Stored records:
* Begin *

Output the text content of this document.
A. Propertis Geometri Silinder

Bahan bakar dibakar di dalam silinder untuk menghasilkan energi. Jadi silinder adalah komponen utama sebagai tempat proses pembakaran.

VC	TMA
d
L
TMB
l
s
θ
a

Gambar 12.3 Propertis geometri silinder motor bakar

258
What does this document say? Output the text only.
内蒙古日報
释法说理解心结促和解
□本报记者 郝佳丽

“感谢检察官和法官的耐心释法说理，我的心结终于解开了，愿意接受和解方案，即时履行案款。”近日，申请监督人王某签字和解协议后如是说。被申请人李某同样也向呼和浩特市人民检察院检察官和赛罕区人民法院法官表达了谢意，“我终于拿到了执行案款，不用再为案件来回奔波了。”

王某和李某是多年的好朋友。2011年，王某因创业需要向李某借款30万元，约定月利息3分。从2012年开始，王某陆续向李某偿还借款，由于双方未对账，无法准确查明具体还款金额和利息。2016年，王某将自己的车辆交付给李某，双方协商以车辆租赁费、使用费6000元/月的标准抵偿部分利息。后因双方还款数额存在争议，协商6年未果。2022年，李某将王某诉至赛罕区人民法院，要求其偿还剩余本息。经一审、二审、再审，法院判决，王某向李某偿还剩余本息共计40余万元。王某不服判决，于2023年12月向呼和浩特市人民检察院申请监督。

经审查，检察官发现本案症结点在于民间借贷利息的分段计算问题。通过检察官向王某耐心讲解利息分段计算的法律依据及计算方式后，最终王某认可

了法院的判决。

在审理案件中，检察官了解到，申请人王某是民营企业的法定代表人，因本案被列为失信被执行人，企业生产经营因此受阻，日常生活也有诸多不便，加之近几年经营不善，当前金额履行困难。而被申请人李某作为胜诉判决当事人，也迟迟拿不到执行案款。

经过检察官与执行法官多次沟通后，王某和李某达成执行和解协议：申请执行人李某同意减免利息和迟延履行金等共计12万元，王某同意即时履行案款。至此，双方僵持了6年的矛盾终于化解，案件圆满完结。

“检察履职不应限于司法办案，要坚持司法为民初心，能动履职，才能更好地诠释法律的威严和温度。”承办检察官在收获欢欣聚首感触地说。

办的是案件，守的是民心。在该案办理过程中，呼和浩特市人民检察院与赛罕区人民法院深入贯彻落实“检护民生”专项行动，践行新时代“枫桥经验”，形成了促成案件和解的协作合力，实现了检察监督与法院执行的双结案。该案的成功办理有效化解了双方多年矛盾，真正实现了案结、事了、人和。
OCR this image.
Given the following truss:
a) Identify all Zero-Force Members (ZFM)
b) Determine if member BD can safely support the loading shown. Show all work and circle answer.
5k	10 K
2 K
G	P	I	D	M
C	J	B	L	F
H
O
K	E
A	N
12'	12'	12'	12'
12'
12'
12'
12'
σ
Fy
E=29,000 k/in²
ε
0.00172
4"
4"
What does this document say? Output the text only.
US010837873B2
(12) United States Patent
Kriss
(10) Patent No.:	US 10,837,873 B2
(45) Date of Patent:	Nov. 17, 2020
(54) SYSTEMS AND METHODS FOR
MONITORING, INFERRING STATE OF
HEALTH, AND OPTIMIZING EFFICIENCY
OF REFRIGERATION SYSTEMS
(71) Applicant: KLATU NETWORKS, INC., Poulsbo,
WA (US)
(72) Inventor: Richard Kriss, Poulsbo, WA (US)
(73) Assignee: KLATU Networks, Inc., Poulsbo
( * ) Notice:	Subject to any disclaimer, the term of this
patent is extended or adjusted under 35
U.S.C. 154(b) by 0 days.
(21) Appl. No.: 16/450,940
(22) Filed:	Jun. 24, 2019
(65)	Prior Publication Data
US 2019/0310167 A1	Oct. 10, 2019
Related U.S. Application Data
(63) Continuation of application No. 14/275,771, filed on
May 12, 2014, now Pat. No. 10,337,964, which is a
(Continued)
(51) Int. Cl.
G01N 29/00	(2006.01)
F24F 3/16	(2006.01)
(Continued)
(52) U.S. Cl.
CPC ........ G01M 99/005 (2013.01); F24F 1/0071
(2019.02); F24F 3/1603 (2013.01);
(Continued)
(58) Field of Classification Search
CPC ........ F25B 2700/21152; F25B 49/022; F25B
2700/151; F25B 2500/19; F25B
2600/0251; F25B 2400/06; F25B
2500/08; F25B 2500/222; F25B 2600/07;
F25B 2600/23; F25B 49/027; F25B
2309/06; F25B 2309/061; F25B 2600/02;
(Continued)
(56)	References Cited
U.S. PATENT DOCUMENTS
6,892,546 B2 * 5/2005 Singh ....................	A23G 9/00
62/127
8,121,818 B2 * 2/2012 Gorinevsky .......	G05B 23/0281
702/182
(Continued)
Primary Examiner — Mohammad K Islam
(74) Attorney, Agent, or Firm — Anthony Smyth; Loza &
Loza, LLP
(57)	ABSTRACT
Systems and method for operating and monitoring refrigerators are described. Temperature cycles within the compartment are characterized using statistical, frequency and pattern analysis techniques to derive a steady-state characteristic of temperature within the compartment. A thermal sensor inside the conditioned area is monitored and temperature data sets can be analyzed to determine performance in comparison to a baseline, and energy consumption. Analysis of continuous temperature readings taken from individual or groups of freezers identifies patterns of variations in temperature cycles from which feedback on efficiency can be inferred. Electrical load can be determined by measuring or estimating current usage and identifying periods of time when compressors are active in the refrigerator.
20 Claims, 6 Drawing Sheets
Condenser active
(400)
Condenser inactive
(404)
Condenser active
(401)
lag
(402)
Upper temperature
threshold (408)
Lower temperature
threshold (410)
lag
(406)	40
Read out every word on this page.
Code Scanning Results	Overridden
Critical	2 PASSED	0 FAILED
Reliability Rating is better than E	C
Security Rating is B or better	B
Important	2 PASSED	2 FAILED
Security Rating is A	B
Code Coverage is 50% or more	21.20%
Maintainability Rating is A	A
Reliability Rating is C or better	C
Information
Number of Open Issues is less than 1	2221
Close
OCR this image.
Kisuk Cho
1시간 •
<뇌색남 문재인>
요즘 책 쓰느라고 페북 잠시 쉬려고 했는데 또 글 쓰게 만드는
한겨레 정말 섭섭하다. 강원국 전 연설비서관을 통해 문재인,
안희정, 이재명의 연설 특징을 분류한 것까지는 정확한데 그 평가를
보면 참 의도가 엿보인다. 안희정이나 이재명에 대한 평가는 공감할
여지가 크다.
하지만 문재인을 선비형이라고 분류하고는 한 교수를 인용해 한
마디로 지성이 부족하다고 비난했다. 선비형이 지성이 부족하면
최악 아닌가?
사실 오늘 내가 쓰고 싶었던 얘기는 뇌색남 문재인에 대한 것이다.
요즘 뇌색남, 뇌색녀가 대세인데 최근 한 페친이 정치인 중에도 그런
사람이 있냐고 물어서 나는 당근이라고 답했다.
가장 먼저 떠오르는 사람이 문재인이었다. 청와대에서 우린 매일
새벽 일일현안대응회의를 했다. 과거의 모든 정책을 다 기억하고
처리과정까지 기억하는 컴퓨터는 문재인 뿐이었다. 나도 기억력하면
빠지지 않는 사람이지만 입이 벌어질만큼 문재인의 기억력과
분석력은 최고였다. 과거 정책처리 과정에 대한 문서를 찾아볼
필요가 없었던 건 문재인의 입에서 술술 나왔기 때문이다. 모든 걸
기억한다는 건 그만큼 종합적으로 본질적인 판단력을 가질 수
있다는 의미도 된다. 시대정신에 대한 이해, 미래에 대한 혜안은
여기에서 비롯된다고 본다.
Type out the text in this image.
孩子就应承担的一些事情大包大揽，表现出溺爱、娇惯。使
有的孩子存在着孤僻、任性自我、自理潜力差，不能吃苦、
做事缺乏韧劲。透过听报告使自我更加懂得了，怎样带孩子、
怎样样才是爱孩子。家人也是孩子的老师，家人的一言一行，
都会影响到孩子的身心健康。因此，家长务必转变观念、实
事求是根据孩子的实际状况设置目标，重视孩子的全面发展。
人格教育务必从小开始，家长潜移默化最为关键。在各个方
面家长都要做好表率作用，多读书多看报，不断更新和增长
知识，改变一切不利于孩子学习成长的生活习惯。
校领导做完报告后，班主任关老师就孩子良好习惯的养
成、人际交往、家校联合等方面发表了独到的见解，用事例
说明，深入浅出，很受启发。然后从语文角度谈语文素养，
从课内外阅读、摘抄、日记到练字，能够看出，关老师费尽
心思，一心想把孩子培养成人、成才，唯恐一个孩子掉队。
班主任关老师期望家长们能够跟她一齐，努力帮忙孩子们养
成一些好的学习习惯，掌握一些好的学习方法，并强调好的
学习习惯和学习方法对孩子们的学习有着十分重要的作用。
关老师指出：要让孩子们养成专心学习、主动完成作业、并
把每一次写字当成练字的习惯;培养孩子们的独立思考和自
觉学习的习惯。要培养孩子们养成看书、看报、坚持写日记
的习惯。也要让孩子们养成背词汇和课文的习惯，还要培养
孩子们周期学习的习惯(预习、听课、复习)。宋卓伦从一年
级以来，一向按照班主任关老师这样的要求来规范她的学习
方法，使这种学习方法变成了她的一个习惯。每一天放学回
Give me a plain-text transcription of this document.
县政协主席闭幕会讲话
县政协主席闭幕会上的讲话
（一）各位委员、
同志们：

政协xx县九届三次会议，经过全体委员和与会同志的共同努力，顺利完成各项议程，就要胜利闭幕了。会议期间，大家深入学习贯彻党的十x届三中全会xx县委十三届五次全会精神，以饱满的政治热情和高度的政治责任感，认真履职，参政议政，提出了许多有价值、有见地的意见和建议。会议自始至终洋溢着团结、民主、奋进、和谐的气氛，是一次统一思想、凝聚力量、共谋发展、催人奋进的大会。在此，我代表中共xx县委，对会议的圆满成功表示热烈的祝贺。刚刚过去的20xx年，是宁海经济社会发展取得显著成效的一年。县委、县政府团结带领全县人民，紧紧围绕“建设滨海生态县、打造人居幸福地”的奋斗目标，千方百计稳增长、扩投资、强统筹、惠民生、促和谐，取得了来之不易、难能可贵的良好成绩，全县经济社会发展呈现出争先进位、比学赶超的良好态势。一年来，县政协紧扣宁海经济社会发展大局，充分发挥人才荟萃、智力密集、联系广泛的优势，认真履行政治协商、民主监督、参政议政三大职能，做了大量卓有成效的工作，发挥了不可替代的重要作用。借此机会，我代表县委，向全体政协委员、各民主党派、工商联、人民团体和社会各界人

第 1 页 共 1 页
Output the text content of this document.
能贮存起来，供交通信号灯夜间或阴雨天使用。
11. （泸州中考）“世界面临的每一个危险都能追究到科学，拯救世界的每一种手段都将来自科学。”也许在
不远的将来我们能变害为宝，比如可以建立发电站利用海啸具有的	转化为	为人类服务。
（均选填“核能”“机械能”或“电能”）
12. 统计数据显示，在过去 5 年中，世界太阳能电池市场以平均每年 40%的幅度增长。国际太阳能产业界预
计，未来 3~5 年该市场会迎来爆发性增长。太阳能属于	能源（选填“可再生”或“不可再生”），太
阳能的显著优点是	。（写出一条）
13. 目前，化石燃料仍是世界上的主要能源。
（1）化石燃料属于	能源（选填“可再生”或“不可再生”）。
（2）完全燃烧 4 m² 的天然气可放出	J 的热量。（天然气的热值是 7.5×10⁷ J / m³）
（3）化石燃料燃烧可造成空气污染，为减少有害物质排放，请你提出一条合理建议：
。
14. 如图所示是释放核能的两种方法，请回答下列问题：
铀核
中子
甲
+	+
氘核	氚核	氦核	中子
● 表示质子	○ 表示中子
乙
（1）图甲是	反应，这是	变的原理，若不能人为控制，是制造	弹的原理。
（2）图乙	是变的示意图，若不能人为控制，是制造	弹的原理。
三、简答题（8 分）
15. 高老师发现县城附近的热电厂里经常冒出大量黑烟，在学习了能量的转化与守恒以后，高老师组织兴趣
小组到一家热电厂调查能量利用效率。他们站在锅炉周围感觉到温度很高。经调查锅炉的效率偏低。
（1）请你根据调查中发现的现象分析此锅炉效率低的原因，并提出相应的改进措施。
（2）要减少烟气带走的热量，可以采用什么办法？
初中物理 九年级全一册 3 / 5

* End *

- [Written instruction]
Consider the entries above and return each line with the string "Kriss".

- [Correct response]
Kriss
(72) Inventor: Richard Kriss, Poulsbo, WA (US)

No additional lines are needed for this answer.